LISTED ENTRIES:
_ _ _ _ _
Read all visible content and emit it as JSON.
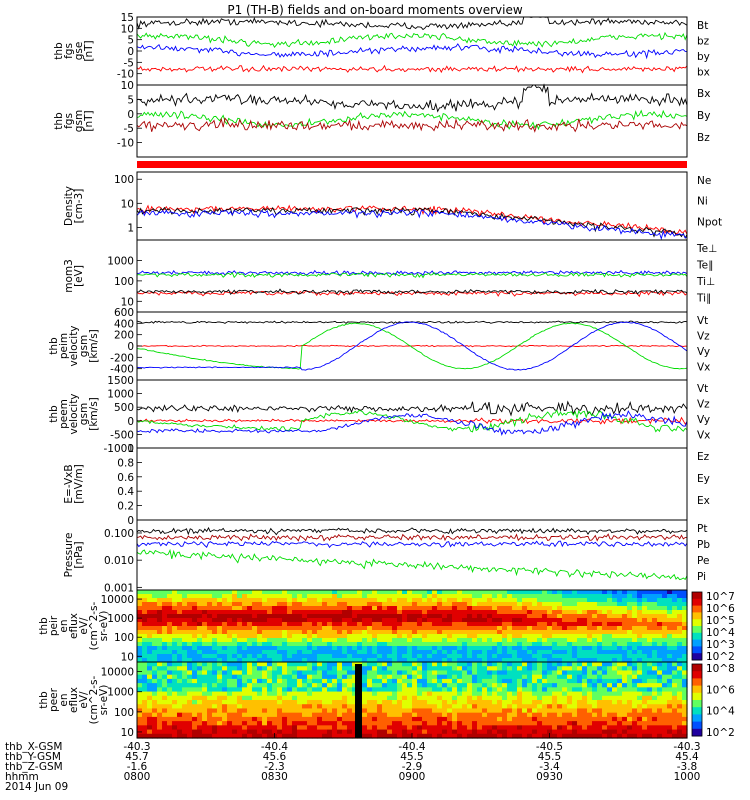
{
  "chart_data": {
    "type": "line",
    "title": "P1 (TH-B) fields and on-board moments overview",
    "panels": [
      {
        "id": "fgs_gse",
        "ylabel": [
          "thb",
          "fgs",
          "gse",
          "[nT]"
        ],
        "ylim": [
          -15,
          15
        ],
        "yticks": [
          15,
          10,
          5,
          0,
          -5,
          -10
        ],
        "series": [
          {
            "name": "Bt",
            "color": "#000000",
            "base": 12,
            "amp": 2.5,
            "noise": 1.2,
            "kind": "bt"
          },
          {
            "name": "bz",
            "color": "#ff0000",
            "base": -8,
            "amp": 1.5,
            "noise": 1.0,
            "kind": "flat"
          },
          {
            "name": "by",
            "color": "#00dd00",
            "base": 5,
            "amp": 3,
            "noise": 1.2,
            "kind": "wave"
          },
          {
            "name": "bx",
            "color": "#0000ff",
            "base": 0,
            "amp": 3,
            "noise": 1.2,
            "kind": "wave2"
          }
        ]
      },
      {
        "id": "fgs_gsm",
        "ylabel": [
          "thb",
          "fgs",
          "gsm",
          "[nT]"
        ],
        "ylim": [
          -15,
          10
        ],
        "yticks": [
          10,
          5,
          0,
          -5,
          -10
        ],
        "series": [
          {
            "name": "Bx",
            "color": "#000000",
            "base": 4,
            "amp": 3,
            "noise": 1.5,
            "kind": "bt"
          },
          {
            "name": "By",
            "color": "#00dd00",
            "base": -2,
            "amp": 3,
            "noise": 1.0,
            "kind": "wave"
          },
          {
            "name": "Bz",
            "color": "#aa0000",
            "base": -4,
            "amp": 1.5,
            "noise": 1.5,
            "kind": "flat"
          }
        ]
      },
      {
        "id": "density",
        "ylabel": [
          "Density",
          "[cm-3]"
        ],
        "log": true,
        "ylim": [
          0.3,
          200
        ],
        "yticks": [
          100,
          10,
          1
        ],
        "series": [
          {
            "name": "Ne",
            "color": "#ff0000",
            "base": 6,
            "kind": "decay"
          },
          {
            "name": "Ni",
            "color": "#000000",
            "base": 5,
            "kind": "decay"
          },
          {
            "name": "Npot",
            "color": "#0000ff",
            "base": 4,
            "kind": "decay"
          }
        ]
      },
      {
        "id": "temp",
        "ylabel": [
          "mom3",
          "[eV]"
        ],
        "log": true,
        "ylim": [
          3,
          10000
        ],
        "yticks": [
          1000,
          100,
          10
        ],
        "series": [
          {
            "name": "Te⊥",
            "color": "#ff0000",
            "base": 25,
            "kind": "flatlog"
          },
          {
            "name": "Te∥",
            "color": "#000000",
            "base": 30,
            "kind": "flatlog"
          },
          {
            "name": "Ti⊥",
            "color": "#0000ff",
            "base": 250,
            "kind": "flatlog"
          },
          {
            "name": "Ti∥",
            "color": "#00dd00",
            "base": 200,
            "kind": "flatlog"
          }
        ]
      },
      {
        "id": "peim_vel",
        "ylabel": [
          "thb",
          "peim",
          "velocity",
          "gsm",
          "[km/s]"
        ],
        "ylim": [
          -600,
          600
        ],
        "yticks": [
          600,
          400,
          200,
          0,
          -200,
          -400
        ],
        "series": [
          {
            "name": "Vt",
            "color": "#000000",
            "base": 420,
            "amp": 30,
            "noise": 15,
            "kind": "flat"
          },
          {
            "name": "Vz",
            "color": "#ff0000",
            "base": 0,
            "amp": 60,
            "noise": 8,
            "kind": "flat"
          },
          {
            "name": "Vy",
            "color": "#00dd00",
            "base": 0,
            "amp": 400,
            "noise": 8,
            "kind": "osc1"
          },
          {
            "name": "Vx",
            "color": "#0000ff",
            "base": 0,
            "amp": 420,
            "noise": 8,
            "kind": "osc2"
          }
        ]
      },
      {
        "id": "peem_vel",
        "ylabel": [
          "thb",
          "peem",
          "velocity",
          "gsm",
          "[km/s]"
        ],
        "ylim": [
          -1000,
          1500
        ],
        "yticks": [
          1500,
          1000,
          500,
          0,
          -500,
          -1000
        ],
        "series": [
          {
            "name": "Vt",
            "color": "#000000",
            "base": 450,
            "amp": 80,
            "noise": 90,
            "kind": "flat"
          },
          {
            "name": "Vz",
            "color": "#ff0000",
            "base": 0,
            "amp": 80,
            "noise": 40,
            "kind": "flat"
          },
          {
            "name": "Vy",
            "color": "#00dd00",
            "base": 0,
            "amp": 300,
            "noise": 60,
            "kind": "osc1"
          },
          {
            "name": "Vx",
            "color": "#0000ff",
            "base": -100,
            "amp": 300,
            "noise": 60,
            "kind": "osc2"
          }
        ]
      },
      {
        "id": "efield",
        "ylabel": [
          "E=-VxB",
          "[mV/m]"
        ],
        "ylim": [
          0,
          1
        ],
        "yticks": [
          1.0,
          0.8,
          0.6,
          0.4,
          0.2,
          0.0
        ],
        "series": [
          {
            "name": "Ez",
            "color": "#ff0000",
            "empty": true
          },
          {
            "name": "Ey",
            "color": "#00dd00",
            "empty": true
          },
          {
            "name": "Ex",
            "color": "#0000ff",
            "empty": true
          }
        ]
      },
      {
        "id": "pressure",
        "ylabel": [
          "Pressure",
          "[nPa]"
        ],
        "log": true,
        "ylim": [
          0.0008,
          0.3
        ],
        "yticks": [
          0.1,
          0.01,
          0.001
        ],
        "yticklabels": [
          "0.100",
          "0.010",
          "0.001"
        ],
        "series": [
          {
            "name": "Pt",
            "color": "#000000",
            "base": 0.12,
            "kind": "flatlog"
          },
          {
            "name": "Pb",
            "color": "#aa0000",
            "base": 0.07,
            "kind": "flatlog"
          },
          {
            "name": "Pe",
            "color": "#00dd00",
            "base": 0.02,
            "kind": "declog"
          },
          {
            "name": "Pi",
            "color": "#0000ff",
            "base": 0.04,
            "kind": "flatlog"
          }
        ]
      },
      {
        "id": "peir_spec",
        "type": "heatmap",
        "ylabel": [
          "thb",
          "peir",
          "en",
          "eflux",
          "eV/",
          "(cm^2-s-",
          "sr-eV)"
        ],
        "log": true,
        "ylim": [
          5,
          30000
        ],
        "yticks": [
          10000,
          1000,
          100,
          10
        ],
        "colorbar": [
          "10^7",
          "10^6",
          "10^5",
          "10^4",
          "10^3",
          "10^2"
        ]
      },
      {
        "id": "peer_spec",
        "type": "heatmap",
        "ylabel": [
          "thb",
          "peer",
          "en",
          "eflux",
          "eV/",
          "(cm^2-s-",
          "sr-eV)"
        ],
        "log": true,
        "ylim": [
          5,
          30000
        ],
        "yticks": [
          10000,
          1000,
          100,
          10
        ],
        "colorbar": [
          "10^8",
          "10^6",
          "10^4",
          "10^2"
        ]
      }
    ],
    "xaxis": {
      "rows": [
        {
          "label": "thb_X-GSM",
          "values": [
            "-40.3",
            "-40.4",
            "-40.4",
            "-40.5",
            "-40.3"
          ]
        },
        {
          "label": "thb_Y-GSM",
          "values": [
            "45.7",
            "45.6",
            "45.5",
            "45.5",
            "45.4"
          ]
        },
        {
          "label": "thb_Z-GSM",
          "values": [
            "-1.6",
            "-2.3",
            "-2.9",
            "-3.4",
            "-3.8"
          ]
        },
        {
          "label": "hhmm",
          "values": [
            "0800",
            "0830",
            "0900",
            "0930",
            "1000"
          ]
        }
      ],
      "date": "2014 Jun 09"
    }
  }
}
_ _ _ _ _
REQUIRED TASK:
Set down all the data again exactly as above, pictures excluded.

WORKED ANSWER:
Read all visible content and emit it as JSON.
{
  "chart_data": {
    "type": "line",
    "title": "P1 (TH-B) fields and on-board moments overview",
    "panels": [
      {
        "id": "fgs_gse",
        "ylabel": [
          "thb",
          "fgs",
          "gse",
          "[nT]"
        ],
        "ylim": [
          -15,
          15
        ],
        "yticks": [
          15,
          10,
          5,
          0,
          -5,
          -10
        ],
        "series": [
          {
            "name": "Bt",
            "color": "#000000",
            "base": 12,
            "amp": 2.5,
            "noise": 1.2,
            "kind": "bt"
          },
          {
            "name": "bz",
            "color": "#ff0000",
            "base": -8,
            "amp": 1.5,
            "noise": 1.0,
            "kind": "flat"
          },
          {
            "name": "by",
            "color": "#00dd00",
            "base": 5,
            "amp": 3,
            "noise": 1.2,
            "kind": "wave"
          },
          {
            "name": "bx",
            "color": "#0000ff",
            "base": 0,
            "amp": 3,
            "noise": 1.2,
            "kind": "wave2"
          }
        ]
      },
      {
        "id": "fgs_gsm",
        "ylabel": [
          "thb",
          "fgs",
          "gsm",
          "[nT]"
        ],
        "ylim": [
          -15,
          10
        ],
        "yticks": [
          10,
          5,
          0,
          -5,
          -10
        ],
        "series": [
          {
            "name": "Bx",
            "color": "#000000",
            "base": 4,
            "amp": 3,
            "noise": 1.5,
            "kind": "bt"
          },
          {
            "name": "By",
            "color": "#00dd00",
            "base": -2,
            "amp": 3,
            "noise": 1.0,
            "kind": "wave"
          },
          {
            "name": "Bz",
            "color": "#aa0000",
            "base": -4,
            "amp": 1.5,
            "noise": 1.5,
            "kind": "flat"
          }
        ]
      },
      {
        "id": "density",
        "ylabel": [
          "Density",
          "[cm-3]"
        ],
        "log": true,
        "ylim": [
          0.3,
          200
        ],
        "yticks": [
          100,
          10,
          1
        ],
        "series": [
          {
            "name": "Ne",
            "color": "#ff0000",
            "base": 6,
            "kind": "decay"
          },
          {
            "name": "Ni",
            "color": "#000000",
            "base": 5,
            "kind": "decay"
          },
          {
            "name": "Npot",
            "color": "#0000ff",
            "base": 4,
            "kind": "decay"
          }
        ]
      },
      {
        "id": "temp",
        "ylabel": [
          "mom3",
          "[eV]"
        ],
        "log": true,
        "ylim": [
          3,
          10000
        ],
        "yticks": [
          1000,
          100,
          10
        ],
        "series": [
          {
            "name": "Te⊥",
            "color": "#ff0000",
            "base": 25,
            "kind": "flatlog"
          },
          {
            "name": "Te∥",
            "color": "#000000",
            "base": 30,
            "kind": "flatlog"
          },
          {
            "name": "Ti⊥",
            "color": "#0000ff",
            "base": 250,
            "kind": "flatlog"
          },
          {
            "name": "Ti∥",
            "color": "#00dd00",
            "base": 200,
            "kind": "flatlog"
          }
        ]
      },
      {
        "id": "peim_vel",
        "ylabel": [
          "thb",
          "peim",
          "velocity",
          "gsm",
          "[km/s]"
        ],
        "ylim": [
          -600,
          600
        ],
        "yticks": [
          600,
          400,
          200,
          0,
          -200,
          -400
        ],
        "series": [
          {
            "name": "Vt",
            "color": "#000000",
            "base": 420,
            "amp": 30,
            "noise": 15,
            "kind": "flat"
          },
          {
            "name": "Vz",
            "color": "#ff0000",
            "base": 0,
            "amp": 60,
            "noise": 8,
            "kind": "flat"
          },
          {
            "name": "Vy",
            "color": "#00dd00",
            "base": 0,
            "amp": 400,
            "noise": 8,
            "kind": "osc1"
          },
          {
            "name": "Vx",
            "color": "#0000ff",
            "base": 0,
            "amp": 420,
            "noise": 8,
            "kind": "osc2"
          }
        ]
      },
      {
        "id": "peem_vel",
        "ylabel": [
          "thb",
          "peem",
          "velocity",
          "gsm",
          "[km/s]"
        ],
        "ylim": [
          -1000,
          1500
        ],
        "yticks": [
          1500,
          1000,
          500,
          0,
          -500,
          -1000
        ],
        "series": [
          {
            "name": "Vt",
            "color": "#000000",
            "base": 450,
            "amp": 80,
            "noise": 90,
            "kind": "flat"
          },
          {
            "name": "Vz",
            "color": "#ff0000",
            "base": 0,
            "amp": 80,
            "noise": 40,
            "kind": "flat"
          },
          {
            "name": "Vy",
            "color": "#00dd00",
            "base": 0,
            "amp": 300,
            "noise": 60,
            "kind": "osc1"
          },
          {
            "name": "Vx",
            "color": "#0000ff",
            "base": -100,
            "amp": 300,
            "noise": 60,
            "kind": "osc2"
          }
        ]
      },
      {
        "id": "efield",
        "ylabel": [
          "E=-VxB",
          "[mV/m]"
        ],
        "ylim": [
          0,
          1
        ],
        "yticks": [
          1.0,
          0.8,
          0.6,
          0.4,
          0.2,
          0.0
        ],
        "series": [
          {
            "name": "Ez",
            "color": "#ff0000",
            "empty": true
          },
          {
            "name": "Ey",
            "color": "#00dd00",
            "empty": true
          },
          {
            "name": "Ex",
            "color": "#0000ff",
            "empty": true
          }
        ]
      },
      {
        "id": "pressure",
        "ylabel": [
          "Pressure",
          "[nPa]"
        ],
        "log": true,
        "ylim": [
          0.0008,
          0.3
        ],
        "yticks": [
          0.1,
          0.01,
          0.001
        ],
        "yticklabels": [
          "0.100",
          "0.010",
          "0.001"
        ],
        "series": [
          {
            "name": "Pt",
            "color": "#000000",
            "base": 0.12,
            "kind": "flatlog"
          },
          {
            "name": "Pb",
            "color": "#aa0000",
            "base": 0.07,
            "kind": "flatlog"
          },
          {
            "name": "Pe",
            "color": "#00dd00",
            "base": 0.02,
            "kind": "declog"
          },
          {
            "name": "Pi",
            "color": "#0000ff",
            "base": 0.04,
            "kind": "flatlog"
          }
        ]
      },
      {
        "id": "peir_spec",
        "type": "heatmap",
        "ylabel": [
          "thb",
          "peir",
          "en",
          "eflux",
          "eV/",
          "(cm^2-s-",
          "sr-eV)"
        ],
        "log": true,
        "ylim": [
          5,
          30000
        ],
        "yticks": [
          10000,
          1000,
          100,
          10
        ],
        "colorbar": [
          "10^7",
          "10^6",
          "10^5",
          "10^4",
          "10^3",
          "10^2"
        ]
      },
      {
        "id": "peer_spec",
        "type": "heatmap",
        "ylabel": [
          "thb",
          "peer",
          "en",
          "eflux",
          "eV/",
          "(cm^2-s-",
          "sr-eV)"
        ],
        "log": true,
        "ylim": [
          5,
          30000
        ],
        "yticks": [
          10000,
          1000,
          100,
          10
        ],
        "colorbar": [
          "10^8",
          "10^6",
          "10^4",
          "10^2"
        ]
      }
    ],
    "xaxis": {
      "rows": [
        {
          "label": "thb_X-GSM",
          "values": [
            "-40.3",
            "-40.4",
            "-40.4",
            "-40.5",
            "-40.3"
          ]
        },
        {
          "label": "thb_Y-GSM",
          "values": [
            "45.7",
            "45.6",
            "45.5",
            "45.5",
            "45.4"
          ]
        },
        {
          "label": "thb_Z-GSM",
          "values": [
            "-1.6",
            "-2.3",
            "-2.9",
            "-3.4",
            "-3.8"
          ]
        },
        {
          "label": "hhmm",
          "values": [
            "0800",
            "0830",
            "0900",
            "0930",
            "1000"
          ]
        }
      ],
      "date": "2014 Jun 09"
    }
  }
}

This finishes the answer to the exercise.